Page text |
Ghanaian traditional ruler

Togbe Afede XIV (23 April 1957) is the Agbogbomefia of the Asogli State, President of Asogli Traditional Area, and former president of the National House of Chiefs.

== Early life and education ==

Togbe Afede XIV was born in Ho on 23 April 1957 to Corporal Patrick Akpo and Madam Rose Anyawoe. His twin brother, Philip, died at a young age.

He began his education at Ho Bankoe Roman Catholic Boys School in 1961 and then entered Kpedze Secondary School in 1969, successfully completing his GCE “O” Level in 1974. He then proceeded to Labone Secondary School in Accra where he excelled in the GCE “A” Level examination in 1976.

Togbe Afede XIV is an alumnus of University of Ghana where he obtained a Bachelor of Business Administration qualification in Accounting in 1979. He also holds an MBA from the Yale School of Management in 1989.

Extracted information |

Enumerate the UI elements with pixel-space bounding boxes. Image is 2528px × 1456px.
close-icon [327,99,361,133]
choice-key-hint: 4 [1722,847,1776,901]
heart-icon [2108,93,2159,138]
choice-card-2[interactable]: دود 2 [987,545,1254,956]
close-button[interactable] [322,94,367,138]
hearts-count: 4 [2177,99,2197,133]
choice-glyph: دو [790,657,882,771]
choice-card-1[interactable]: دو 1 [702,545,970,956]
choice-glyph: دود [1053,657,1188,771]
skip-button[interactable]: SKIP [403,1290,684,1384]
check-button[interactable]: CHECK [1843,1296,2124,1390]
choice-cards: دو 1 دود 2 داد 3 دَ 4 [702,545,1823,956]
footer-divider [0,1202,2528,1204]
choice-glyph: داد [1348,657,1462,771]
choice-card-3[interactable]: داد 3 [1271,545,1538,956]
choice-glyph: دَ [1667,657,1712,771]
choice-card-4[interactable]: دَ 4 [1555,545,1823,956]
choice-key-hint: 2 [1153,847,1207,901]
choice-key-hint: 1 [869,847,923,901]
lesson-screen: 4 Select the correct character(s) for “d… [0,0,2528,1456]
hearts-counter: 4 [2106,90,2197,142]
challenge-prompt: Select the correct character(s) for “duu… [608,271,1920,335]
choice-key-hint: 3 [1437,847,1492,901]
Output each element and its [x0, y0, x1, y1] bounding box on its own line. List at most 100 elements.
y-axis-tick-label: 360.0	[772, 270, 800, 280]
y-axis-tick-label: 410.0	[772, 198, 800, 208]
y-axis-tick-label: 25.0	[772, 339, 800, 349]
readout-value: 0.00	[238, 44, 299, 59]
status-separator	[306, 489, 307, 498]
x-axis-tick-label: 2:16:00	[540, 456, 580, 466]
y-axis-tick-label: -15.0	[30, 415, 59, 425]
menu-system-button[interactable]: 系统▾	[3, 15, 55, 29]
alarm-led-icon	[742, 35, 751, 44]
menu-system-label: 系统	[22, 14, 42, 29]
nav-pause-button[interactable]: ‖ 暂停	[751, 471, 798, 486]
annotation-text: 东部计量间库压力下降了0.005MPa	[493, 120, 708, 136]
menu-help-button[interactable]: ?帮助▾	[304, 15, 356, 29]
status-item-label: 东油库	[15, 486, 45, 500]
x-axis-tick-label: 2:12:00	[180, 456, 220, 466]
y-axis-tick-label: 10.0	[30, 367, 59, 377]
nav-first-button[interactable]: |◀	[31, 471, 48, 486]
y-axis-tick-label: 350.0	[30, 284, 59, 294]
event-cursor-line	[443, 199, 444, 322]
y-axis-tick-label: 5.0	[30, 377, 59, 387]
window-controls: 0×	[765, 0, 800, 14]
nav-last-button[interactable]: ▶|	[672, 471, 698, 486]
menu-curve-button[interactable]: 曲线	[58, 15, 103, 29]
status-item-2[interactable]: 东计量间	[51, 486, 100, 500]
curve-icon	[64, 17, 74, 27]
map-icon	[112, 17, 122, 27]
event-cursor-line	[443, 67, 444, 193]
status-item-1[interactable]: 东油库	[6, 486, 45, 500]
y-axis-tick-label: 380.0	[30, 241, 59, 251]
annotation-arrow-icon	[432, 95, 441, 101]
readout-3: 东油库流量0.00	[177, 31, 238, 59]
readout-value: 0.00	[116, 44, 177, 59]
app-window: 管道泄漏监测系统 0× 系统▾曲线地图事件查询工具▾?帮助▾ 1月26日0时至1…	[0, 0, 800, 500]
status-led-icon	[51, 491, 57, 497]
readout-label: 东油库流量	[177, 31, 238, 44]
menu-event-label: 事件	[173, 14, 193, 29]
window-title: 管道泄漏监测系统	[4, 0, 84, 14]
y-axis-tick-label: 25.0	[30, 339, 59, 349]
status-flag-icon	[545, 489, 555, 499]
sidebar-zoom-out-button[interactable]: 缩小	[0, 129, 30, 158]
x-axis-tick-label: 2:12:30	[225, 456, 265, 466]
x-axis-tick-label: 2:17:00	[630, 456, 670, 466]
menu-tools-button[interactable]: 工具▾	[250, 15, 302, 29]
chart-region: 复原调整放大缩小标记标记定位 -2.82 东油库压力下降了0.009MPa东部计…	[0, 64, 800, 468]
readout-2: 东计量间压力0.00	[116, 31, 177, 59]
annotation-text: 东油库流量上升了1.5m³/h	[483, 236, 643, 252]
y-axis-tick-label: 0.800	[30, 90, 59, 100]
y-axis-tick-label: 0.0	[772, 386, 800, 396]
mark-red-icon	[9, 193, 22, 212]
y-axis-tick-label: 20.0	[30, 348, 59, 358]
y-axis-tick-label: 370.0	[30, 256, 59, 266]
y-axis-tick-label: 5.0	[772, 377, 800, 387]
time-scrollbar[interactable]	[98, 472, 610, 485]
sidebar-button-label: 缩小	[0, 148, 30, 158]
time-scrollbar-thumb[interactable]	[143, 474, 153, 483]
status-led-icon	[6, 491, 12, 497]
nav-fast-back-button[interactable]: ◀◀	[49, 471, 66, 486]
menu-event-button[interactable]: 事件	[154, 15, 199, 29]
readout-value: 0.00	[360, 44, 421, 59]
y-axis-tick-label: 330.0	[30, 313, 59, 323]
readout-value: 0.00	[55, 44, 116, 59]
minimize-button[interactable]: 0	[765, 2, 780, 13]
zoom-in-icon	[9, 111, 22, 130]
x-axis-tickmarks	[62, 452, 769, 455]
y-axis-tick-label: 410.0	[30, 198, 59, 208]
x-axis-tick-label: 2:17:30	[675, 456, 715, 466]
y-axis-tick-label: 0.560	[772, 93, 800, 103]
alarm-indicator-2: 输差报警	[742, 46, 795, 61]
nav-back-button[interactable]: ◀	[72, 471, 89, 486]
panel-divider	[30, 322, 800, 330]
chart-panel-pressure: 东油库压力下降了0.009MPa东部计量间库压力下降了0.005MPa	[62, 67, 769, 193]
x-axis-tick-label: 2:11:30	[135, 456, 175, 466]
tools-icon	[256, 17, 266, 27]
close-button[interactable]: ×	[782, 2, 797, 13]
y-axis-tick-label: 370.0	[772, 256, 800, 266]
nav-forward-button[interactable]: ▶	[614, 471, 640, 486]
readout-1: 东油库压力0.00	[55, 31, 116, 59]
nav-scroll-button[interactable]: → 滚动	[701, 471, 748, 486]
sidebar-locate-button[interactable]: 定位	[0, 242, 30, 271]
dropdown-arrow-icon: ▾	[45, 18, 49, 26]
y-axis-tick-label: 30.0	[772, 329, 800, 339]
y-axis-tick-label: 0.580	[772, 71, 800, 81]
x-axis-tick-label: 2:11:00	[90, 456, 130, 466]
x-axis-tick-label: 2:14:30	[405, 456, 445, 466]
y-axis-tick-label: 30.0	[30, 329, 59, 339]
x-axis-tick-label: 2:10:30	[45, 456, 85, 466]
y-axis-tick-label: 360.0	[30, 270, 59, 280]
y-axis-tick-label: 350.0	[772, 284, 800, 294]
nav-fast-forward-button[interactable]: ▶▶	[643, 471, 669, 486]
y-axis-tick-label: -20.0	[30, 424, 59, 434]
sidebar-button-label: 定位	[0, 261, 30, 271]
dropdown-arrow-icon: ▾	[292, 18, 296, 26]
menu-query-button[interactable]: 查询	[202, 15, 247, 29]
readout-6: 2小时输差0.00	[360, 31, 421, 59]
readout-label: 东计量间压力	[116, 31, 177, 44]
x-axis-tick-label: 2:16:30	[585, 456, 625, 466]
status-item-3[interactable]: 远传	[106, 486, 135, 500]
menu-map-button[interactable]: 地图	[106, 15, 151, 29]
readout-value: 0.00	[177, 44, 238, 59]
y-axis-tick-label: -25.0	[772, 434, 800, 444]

What is being asked |
According to the biography of Togbe Afede XIV, which secondary school in Accra did he attend for his GCE "A" Level?

Answer for this exercise |
Labone Secondary School